▸ Task brief
Pull each line holding the word "frac" from the data.

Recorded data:
=====

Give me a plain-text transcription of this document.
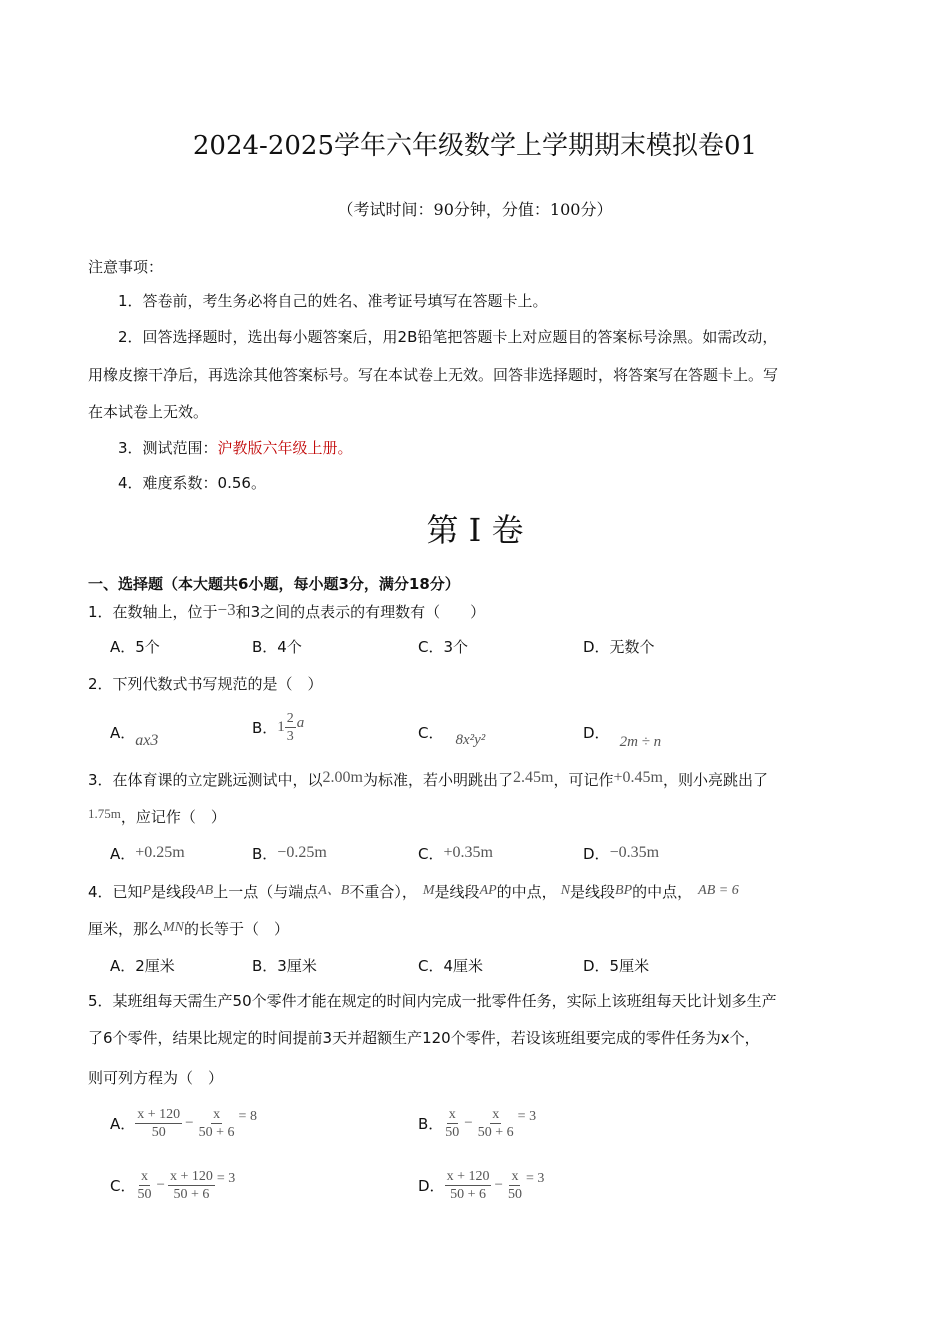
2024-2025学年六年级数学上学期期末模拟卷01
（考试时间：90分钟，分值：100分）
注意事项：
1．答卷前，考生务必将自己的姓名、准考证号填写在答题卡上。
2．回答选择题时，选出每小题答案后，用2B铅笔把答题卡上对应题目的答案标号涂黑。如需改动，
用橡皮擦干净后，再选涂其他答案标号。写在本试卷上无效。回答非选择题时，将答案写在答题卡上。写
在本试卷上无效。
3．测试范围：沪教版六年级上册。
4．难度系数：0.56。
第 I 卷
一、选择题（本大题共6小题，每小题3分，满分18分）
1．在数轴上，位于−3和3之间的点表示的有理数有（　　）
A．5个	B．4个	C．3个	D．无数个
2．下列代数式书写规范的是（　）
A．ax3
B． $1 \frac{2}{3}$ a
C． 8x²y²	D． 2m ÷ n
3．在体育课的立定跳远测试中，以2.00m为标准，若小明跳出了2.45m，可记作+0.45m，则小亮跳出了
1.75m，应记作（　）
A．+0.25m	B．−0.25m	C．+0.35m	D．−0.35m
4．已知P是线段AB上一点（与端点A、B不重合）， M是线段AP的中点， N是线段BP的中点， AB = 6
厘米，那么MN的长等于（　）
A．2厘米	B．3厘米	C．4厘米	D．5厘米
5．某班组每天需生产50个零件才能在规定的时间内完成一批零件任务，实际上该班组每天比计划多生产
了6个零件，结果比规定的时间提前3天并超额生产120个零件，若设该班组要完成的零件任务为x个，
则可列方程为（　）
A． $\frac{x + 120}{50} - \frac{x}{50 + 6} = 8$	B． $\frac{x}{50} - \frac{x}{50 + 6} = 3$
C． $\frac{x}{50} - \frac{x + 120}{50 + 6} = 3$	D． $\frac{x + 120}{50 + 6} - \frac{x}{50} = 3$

=====

▸ Response to the exercise
B． $1 \frac{2}{3}$ a
A． $\frac{x + 120}{50} - \frac{x}{50 + 6} = 8$	B． $\frac{x}{50} - \frac{x}{50 + 6} = 3$
C． $\frac{x}{50} - \frac{x + 120}{50 + 6} = 3$	D． $\frac{x + 120}{50 + 6} - \frac{x}{50} = 3$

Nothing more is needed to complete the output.